PROBLEM TO SOLVE>
Search the listing below for the string "Fillage" and show each line that contains it.

SUPPLIED MATERIAL>
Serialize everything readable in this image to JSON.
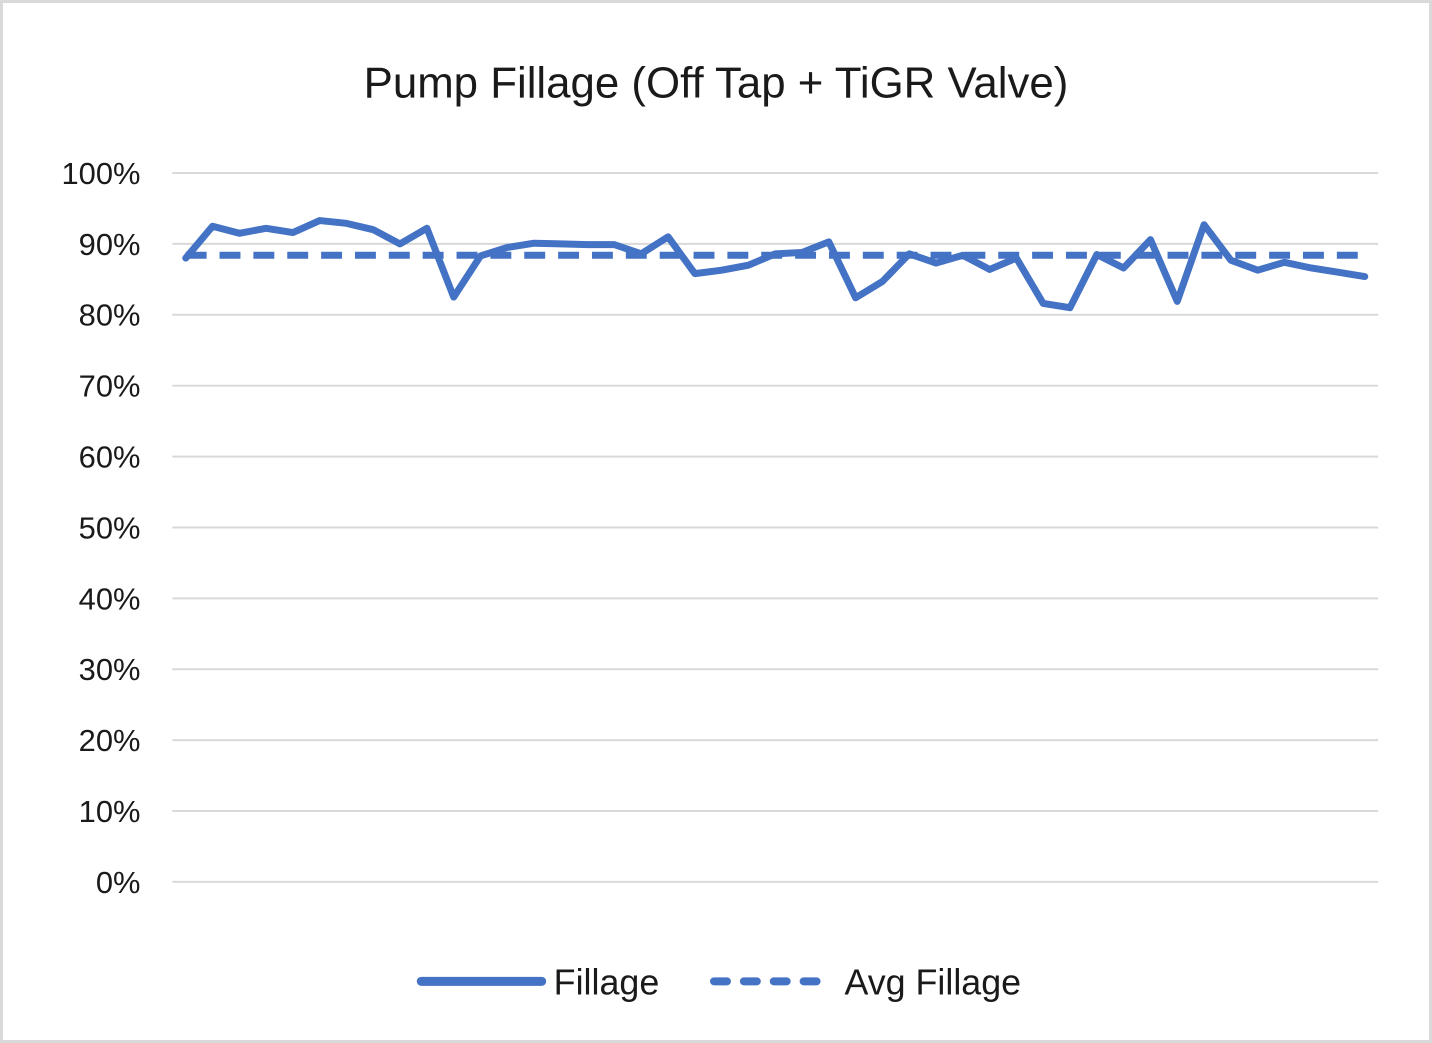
{
  "chart_data": {
    "type": "line",
    "title": "Pump Fillage (Off Tap + TiGR Valve)",
    "xlabel": "",
    "ylabel": "",
    "ylim": [
      0,
      100
    ],
    "y_ticks": [
      "0%",
      "10%",
      "20%",
      "30%",
      "40%",
      "50%",
      "60%",
      "70%",
      "80%",
      "90%",
      "100%"
    ],
    "grid": "horizontal",
    "legend_position": "bottom",
    "colors": {
      "series_blue": "#4472C4",
      "gridline": "#D9D9D9",
      "text": "#1A1A1A",
      "frame_border": "#D9D9D9"
    },
    "series": [
      {
        "name": "Fillage",
        "style": "solid",
        "values": [
          88,
          92.5,
          91.5,
          92.2,
          91.6,
          93.3,
          92.9,
          92,
          90,
          92.2,
          82.5,
          88.3,
          89.5,
          90.1,
          90,
          89.9,
          89.9,
          88.6,
          91,
          85.8,
          86.3,
          87,
          88.6,
          88.8,
          90.3,
          82.4,
          84.7,
          88.6,
          87.3,
          88.4,
          86.4,
          88,
          81.6,
          81,
          88.5,
          86.6,
          90.6,
          81.9,
          92.7,
          87.7,
          86.3,
          87.4,
          86.6,
          86,
          85.4
        ]
      },
      {
        "name": "Avg Fillage",
        "style": "dashed",
        "value": 88.4
      }
    ]
  }
}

RESULT OF THIS TASK>
    "title": "Pump Fillage (Off Tap + TiGR Valve)",
        "name": "Fillage",
        "name": "Avg Fillage",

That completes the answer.